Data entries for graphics
━━━

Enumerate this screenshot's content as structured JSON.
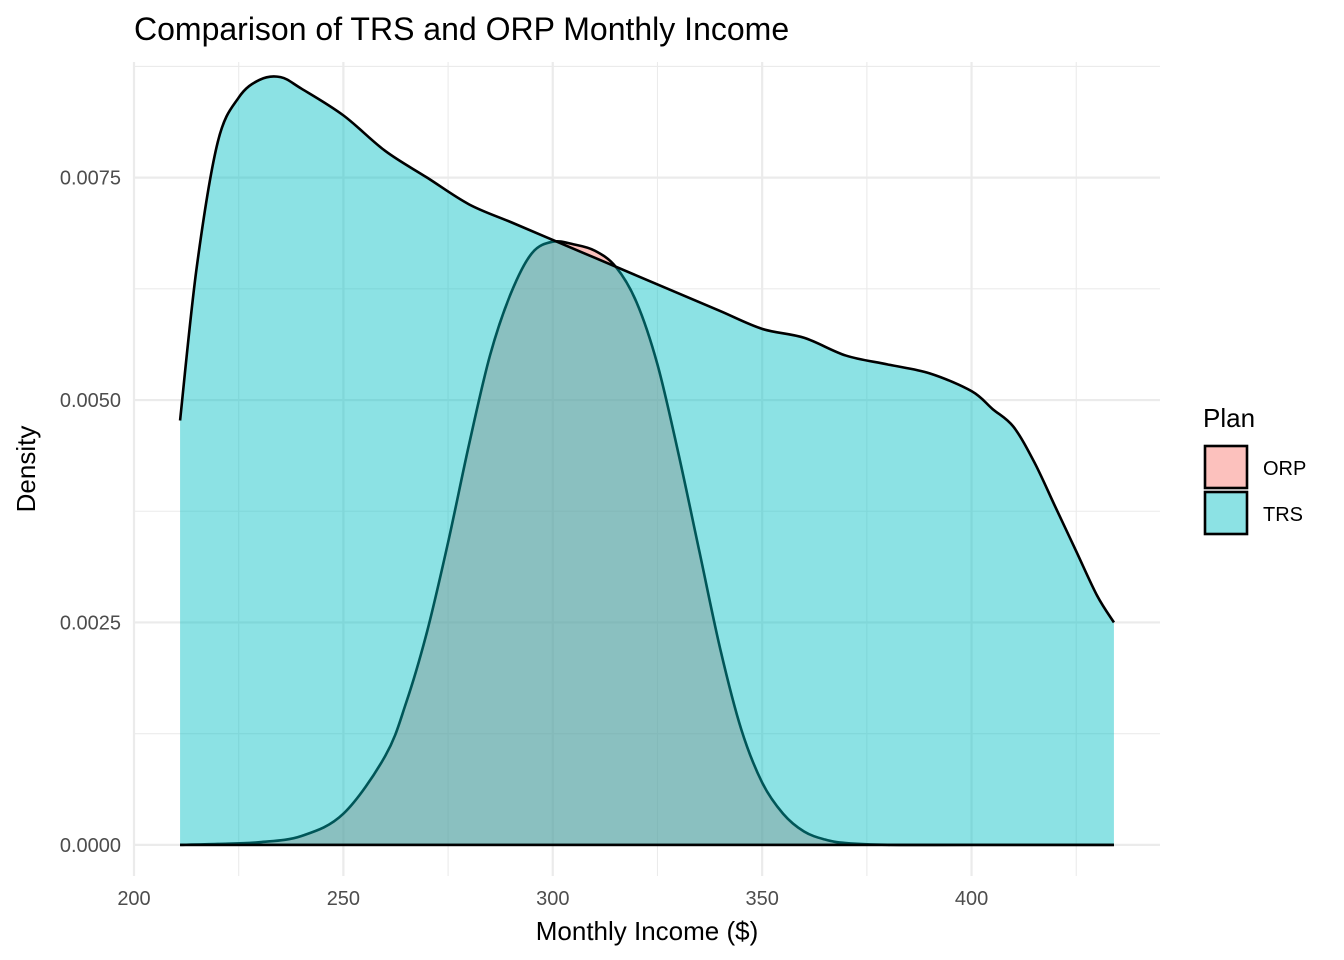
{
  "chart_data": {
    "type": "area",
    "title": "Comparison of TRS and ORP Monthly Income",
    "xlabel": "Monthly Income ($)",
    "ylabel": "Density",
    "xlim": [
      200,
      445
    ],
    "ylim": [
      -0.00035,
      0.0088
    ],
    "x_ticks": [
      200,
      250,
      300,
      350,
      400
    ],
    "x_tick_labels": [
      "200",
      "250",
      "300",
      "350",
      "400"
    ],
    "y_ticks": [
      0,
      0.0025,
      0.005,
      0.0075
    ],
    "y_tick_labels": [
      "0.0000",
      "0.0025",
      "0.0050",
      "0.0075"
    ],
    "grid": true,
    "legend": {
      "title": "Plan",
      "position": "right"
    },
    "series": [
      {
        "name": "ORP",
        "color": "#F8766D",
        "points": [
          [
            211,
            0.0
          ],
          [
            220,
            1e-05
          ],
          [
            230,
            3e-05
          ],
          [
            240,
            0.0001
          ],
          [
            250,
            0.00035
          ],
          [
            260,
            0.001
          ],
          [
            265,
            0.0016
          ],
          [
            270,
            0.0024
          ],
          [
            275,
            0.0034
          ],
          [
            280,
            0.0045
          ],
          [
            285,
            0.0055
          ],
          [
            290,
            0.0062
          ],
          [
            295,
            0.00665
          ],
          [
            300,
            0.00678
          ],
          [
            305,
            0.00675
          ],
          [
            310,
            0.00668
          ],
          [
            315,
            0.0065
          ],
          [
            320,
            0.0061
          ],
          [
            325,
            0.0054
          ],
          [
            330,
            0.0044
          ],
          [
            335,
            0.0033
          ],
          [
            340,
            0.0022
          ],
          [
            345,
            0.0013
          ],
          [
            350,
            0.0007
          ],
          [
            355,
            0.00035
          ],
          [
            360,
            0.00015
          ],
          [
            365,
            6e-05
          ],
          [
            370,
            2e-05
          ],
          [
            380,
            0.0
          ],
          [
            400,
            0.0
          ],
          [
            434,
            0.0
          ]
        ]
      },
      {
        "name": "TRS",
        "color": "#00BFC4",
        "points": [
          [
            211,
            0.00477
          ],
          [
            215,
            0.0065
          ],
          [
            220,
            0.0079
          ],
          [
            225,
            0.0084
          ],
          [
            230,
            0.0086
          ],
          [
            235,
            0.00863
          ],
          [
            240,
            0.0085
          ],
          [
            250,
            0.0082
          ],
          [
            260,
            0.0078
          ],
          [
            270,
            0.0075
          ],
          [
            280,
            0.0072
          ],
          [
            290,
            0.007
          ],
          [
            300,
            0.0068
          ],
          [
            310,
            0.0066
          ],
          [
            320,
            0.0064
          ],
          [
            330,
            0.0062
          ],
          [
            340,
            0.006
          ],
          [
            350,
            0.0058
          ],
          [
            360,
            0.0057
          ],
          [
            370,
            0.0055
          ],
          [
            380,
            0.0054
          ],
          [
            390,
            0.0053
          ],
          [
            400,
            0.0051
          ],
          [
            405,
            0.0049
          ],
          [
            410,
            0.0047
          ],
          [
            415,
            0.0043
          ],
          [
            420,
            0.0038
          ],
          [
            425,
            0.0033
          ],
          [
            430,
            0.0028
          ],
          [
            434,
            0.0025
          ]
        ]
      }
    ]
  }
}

━━━

> [REQUIREMENT] Find all lines holding the string "Income" and copy them.

> [COMPLETE ANSWER]
    "title": "Comparison of TRS and ORP Monthly Income",
    "xlabel": "Monthly Income ($)",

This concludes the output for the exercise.